Start of Stored data
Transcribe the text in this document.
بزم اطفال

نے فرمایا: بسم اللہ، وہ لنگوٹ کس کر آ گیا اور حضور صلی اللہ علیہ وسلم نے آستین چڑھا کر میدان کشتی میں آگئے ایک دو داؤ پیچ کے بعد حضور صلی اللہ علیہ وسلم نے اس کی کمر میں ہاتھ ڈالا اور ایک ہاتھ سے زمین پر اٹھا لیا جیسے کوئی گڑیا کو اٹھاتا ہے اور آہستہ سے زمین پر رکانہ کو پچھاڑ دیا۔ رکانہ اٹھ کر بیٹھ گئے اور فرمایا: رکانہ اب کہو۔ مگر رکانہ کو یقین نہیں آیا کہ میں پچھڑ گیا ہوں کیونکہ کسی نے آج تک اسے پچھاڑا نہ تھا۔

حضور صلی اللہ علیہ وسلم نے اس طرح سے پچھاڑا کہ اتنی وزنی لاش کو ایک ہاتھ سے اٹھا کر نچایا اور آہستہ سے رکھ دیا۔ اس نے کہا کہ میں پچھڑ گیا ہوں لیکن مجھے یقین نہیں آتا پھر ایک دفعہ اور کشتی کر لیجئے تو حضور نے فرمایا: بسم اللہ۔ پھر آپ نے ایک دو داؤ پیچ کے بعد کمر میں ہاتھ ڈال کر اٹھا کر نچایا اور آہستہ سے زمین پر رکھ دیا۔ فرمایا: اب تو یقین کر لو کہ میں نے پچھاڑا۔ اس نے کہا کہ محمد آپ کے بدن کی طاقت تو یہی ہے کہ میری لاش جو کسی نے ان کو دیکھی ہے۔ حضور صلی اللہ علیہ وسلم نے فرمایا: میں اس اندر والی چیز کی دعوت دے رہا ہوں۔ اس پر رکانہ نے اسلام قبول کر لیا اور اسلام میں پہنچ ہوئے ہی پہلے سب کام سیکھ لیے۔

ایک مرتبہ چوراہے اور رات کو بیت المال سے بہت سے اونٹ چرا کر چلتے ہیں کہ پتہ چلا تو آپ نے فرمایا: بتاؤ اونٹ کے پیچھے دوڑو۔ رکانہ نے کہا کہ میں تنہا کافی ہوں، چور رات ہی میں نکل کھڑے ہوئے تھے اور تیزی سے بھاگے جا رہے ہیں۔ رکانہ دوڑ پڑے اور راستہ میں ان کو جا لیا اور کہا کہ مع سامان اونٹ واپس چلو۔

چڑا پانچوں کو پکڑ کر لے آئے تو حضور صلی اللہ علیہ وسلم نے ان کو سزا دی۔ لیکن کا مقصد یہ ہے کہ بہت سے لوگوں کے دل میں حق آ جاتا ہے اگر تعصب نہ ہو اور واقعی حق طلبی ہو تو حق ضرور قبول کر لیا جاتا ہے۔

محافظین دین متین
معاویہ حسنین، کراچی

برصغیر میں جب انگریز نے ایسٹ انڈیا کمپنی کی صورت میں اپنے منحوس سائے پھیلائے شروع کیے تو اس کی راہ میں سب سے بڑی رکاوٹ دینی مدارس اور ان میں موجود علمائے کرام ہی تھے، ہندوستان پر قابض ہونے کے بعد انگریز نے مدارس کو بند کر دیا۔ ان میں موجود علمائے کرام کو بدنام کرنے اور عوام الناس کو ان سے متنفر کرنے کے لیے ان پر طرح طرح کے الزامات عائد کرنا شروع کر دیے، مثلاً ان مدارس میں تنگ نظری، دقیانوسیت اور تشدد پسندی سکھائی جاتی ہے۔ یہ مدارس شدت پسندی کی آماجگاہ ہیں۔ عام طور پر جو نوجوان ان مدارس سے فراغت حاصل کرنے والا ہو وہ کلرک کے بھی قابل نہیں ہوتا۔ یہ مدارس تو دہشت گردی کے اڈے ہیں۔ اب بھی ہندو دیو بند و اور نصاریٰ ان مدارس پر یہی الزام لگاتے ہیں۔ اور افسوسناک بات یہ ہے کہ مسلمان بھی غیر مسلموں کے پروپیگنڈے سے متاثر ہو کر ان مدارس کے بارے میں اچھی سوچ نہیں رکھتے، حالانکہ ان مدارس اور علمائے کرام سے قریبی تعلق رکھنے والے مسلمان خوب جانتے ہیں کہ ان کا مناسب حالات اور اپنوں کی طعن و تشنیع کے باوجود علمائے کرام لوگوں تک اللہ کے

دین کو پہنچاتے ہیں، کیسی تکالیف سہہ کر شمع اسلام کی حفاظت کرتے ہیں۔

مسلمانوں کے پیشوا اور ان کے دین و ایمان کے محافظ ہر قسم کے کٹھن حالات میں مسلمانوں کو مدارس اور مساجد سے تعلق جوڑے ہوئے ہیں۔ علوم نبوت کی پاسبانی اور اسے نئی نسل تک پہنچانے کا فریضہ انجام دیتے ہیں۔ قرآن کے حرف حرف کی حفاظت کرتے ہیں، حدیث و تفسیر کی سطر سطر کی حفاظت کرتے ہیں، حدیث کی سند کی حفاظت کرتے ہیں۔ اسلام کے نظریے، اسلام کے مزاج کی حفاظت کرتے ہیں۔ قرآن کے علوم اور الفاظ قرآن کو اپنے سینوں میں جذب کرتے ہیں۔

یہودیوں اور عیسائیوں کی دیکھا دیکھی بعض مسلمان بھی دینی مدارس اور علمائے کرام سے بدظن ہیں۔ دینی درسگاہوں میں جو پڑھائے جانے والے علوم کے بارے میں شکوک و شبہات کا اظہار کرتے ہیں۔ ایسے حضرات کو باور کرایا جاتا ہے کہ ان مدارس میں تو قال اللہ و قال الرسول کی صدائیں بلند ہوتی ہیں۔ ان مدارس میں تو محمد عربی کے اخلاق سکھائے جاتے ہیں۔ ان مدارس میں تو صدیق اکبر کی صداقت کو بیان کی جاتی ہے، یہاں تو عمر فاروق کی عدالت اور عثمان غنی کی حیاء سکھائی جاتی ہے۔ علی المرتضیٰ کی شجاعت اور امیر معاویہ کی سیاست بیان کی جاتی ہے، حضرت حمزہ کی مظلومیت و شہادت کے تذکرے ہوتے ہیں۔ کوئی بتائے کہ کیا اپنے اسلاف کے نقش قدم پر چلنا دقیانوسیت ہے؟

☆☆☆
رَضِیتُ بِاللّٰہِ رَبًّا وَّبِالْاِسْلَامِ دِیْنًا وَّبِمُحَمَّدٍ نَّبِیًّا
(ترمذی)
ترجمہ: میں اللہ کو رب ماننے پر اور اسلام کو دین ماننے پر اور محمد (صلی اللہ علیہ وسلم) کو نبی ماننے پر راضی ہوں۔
End of Stored data
## Written request:
From the first line to the last, please quote the material above exactly.

## Complete response:
Transcribe the text in this document.
بزم اطفال

نے فرمایا: بسم اللہ، وہ لنگوٹ کس کر آ گیا اور حضور صلی اللہ علیہ وسلم نے آستین چڑھا کر میدان کشتی میں آگئے ایک دو داؤ پیچ کے بعد حضور صلی اللہ علیہ وسلم نے اس کی کمر میں ہاتھ ڈالا اور ایک ہاتھ سے زمین پر اٹھا لیا جیسے کوئی گڑیا کو اٹھاتا ہے اور آہستہ سے زمین پر رکانہ کو پچھاڑ دیا۔ رکانہ اٹھ کر بیٹھ گئے اور فرمایا: رکانہ اب کہو۔ مگر رکانہ کو یقین نہیں آیا کہ میں پچھڑ گیا ہوں کیونکہ کسی نے آج تک اسے پچھاڑا نہ تھا۔

حضور صلی اللہ علیہ وسلم نے اس طرح سے پچھاڑا کہ اتنی وزنی لاش کو ایک ہاتھ سے اٹھا کر نچایا اور آہستہ سے رکھ دیا۔ اس نے کہا کہ میں پچھڑ گیا ہوں لیکن مجھے یقین نہیں آتا پھر ایک دفعہ اور کشتی کر لیجئے تو حضور نے فرمایا: بسم اللہ۔ پھر آپ نے ایک دو داؤ پیچ کے بعد کمر میں ہاتھ ڈال کر اٹھا کر نچایا اور آہستہ سے زمین پر رکھ دیا۔ فرمایا: اب تو یقین کر لو کہ میں نے پچھاڑا۔ اس نے کہا کہ محمد آپ کے بدن کی طاقت تو یہی ہے کہ میری لاش جو کسی نے ان کو دیکھی ہے۔ حضور صلی اللہ علیہ وسلم نے فرمایا: میں اس اندر والی چیز کی دعوت دے رہا ہوں۔ اس پر رکانہ نے اسلام قبول کر لیا اور اسلام میں پہنچ ہوئے ہی پہلے سب کام سیکھ لیے۔

ایک مرتبہ چوراہے اور رات کو بیت المال سے بہت سے اونٹ چرا کر چلتے ہیں کہ پتہ چلا تو آپ نے فرمایا: بتاؤ اونٹ کے پیچھے دوڑو۔ رکانہ نے کہا کہ میں تنہا کافی ہوں، چور رات ہی میں نکل کھڑے ہوئے تھے اور تیزی سے بھاگے جا رہے ہیں۔ رکانہ دوڑ پڑے اور راستہ میں ان کو جا لیا اور کہا کہ مع سامان اونٹ واپس چلو۔

چڑا پانچوں کو پکڑ کر لے آئے تو حضور صلی اللہ علیہ وسلم نے ان کو سزا دی۔ لیکن کا مقصد یہ ہے کہ بہت سے لوگوں کے دل میں حق آ جاتا ہے اگر تعصب نہ ہو اور واقعی حق طلبی ہو تو حق ضرور قبول کر لیا جاتا ہے۔

محافظین دین متین
معاویہ حسنین، کراچی

برصغیر میں جب انگریز نے ایسٹ انڈیا کمپنی کی صورت میں اپنے منحوس سائے پھیلائے شروع کیے تو اس کی راہ میں سب سے بڑی رکاوٹ دینی مدارس اور ان میں موجود علمائے کرام ہی تھے، ہندوستان پر قابض ہونے کے بعد انگریز نے مدارس کو بند کر دیا۔ ان میں موجود علمائے کرام کو بدنام کرنے اور عوام الناس کو ان سے متنفر کرنے کے لیے ان پر طرح طرح کے الزامات عائد کرنا شروع کر دیے، مثلاً ان مدارس میں تنگ نظری، دقیانوسیت اور تشدد پسندی سکھائی جاتی ہے۔ یہ مدارس شدت پسندی کی آماجگاہ ہیں۔ عام طور پر جو نوجوان ان مدارس سے فراغت حاصل کرنے والا ہو وہ کلرک کے بھی قابل نہیں ہوتا۔ یہ مدارس تو دہشت گردی کے اڈے ہیں۔ اب بھی ہندو دیو بند و اور نصاریٰ ان مدارس پر یہی الزام لگاتے ہیں۔ اور افسوسناک بات یہ ہے کہ مسلمان بھی غیر مسلموں کے پروپیگنڈے سے متاثر ہو کر ان مدارس کے بارے میں اچھی سوچ نہیں رکھتے، حالانکہ ان مدارس اور علمائے کرام سے قریبی تعلق رکھنے والے مسلمان خوب جانتے ہیں کہ ان کا مناسب حالات اور اپنوں کی طعن و تشنیع کے باوجود علمائے کرام لوگوں تک اللہ کے

دین کو پہنچاتے ہیں، کیسی تکالیف سہہ کر شمع اسلام کی حفاظت کرتے ہیں۔

مسلمانوں کے پیشوا اور ان کے دین و ایمان کے محافظ ہر قسم کے کٹھن حالات میں مسلمانوں کو مدارس اور مساجد سے تعلق جوڑے ہوئے ہیں۔ علوم نبوت کی پاسبانی اور اسے نئی نسل تک پہنچانے کا فریضہ انجام دیتے ہیں۔ قرآن کے حرف حرف کی حفاظت کرتے ہیں، حدیث و تفسیر کی سطر سطر کی حفاظت کرتے ہیں، حدیث کی سند کی حفاظت کرتے ہیں۔ اسلام کے نظریے، اسلام کے مزاج کی حفاظت کرتے ہیں۔ قرآن کے علوم اور الفاظ قرآن کو اپنے سینوں میں جذب کرتے ہیں۔

یہودیوں اور عیسائیوں کی دیکھا دیکھی بعض مسلمان بھی دینی مدارس اور علمائے کرام سے بدظن ہیں۔ دینی درسگاہوں میں جو پڑھائے جانے والے علوم کے بارے میں شکوک و شبہات کا اظہار کرتے ہیں۔ ایسے حضرات کو باور کرایا جاتا ہے کہ ان مدارس میں تو قال اللہ و قال الرسول کی صدائیں بلند ہوتی ہیں۔ ان مدارس میں تو محمد عربی کے اخلاق سکھائے جاتے ہیں۔ ان مدارس میں تو صدیق اکبر کی صداقت کو بیان کی جاتی ہے، یہاں تو عمر فاروق کی عدالت اور عثمان غنی کی حیاء سکھائی جاتی ہے۔ علی المرتضیٰ کی شجاعت اور امیر معاویہ کی سیاست بیان کی جاتی ہے، حضرت حمزہ کی مظلومیت و شہادت کے تذکرے ہوتے ہیں۔ کوئی بتائے کہ کیا اپنے اسلاف کے نقش قدم پر چلنا دقیانوسیت ہے؟

☆☆☆
رَضِیتُ بِاللّٰہِ رَبًّا وَّبِالْاِسْلَامِ دِیْنًا وَّبِمُحَمَّدٍ نَّبِیًّا
(ترمذی)
ترجمہ: میں اللہ کو رب ماننے پر اور اسلام کو دین ماننے پر اور محمد (صلی اللہ علیہ وسلم) کو نبی ماننے پر راضی ہوں۔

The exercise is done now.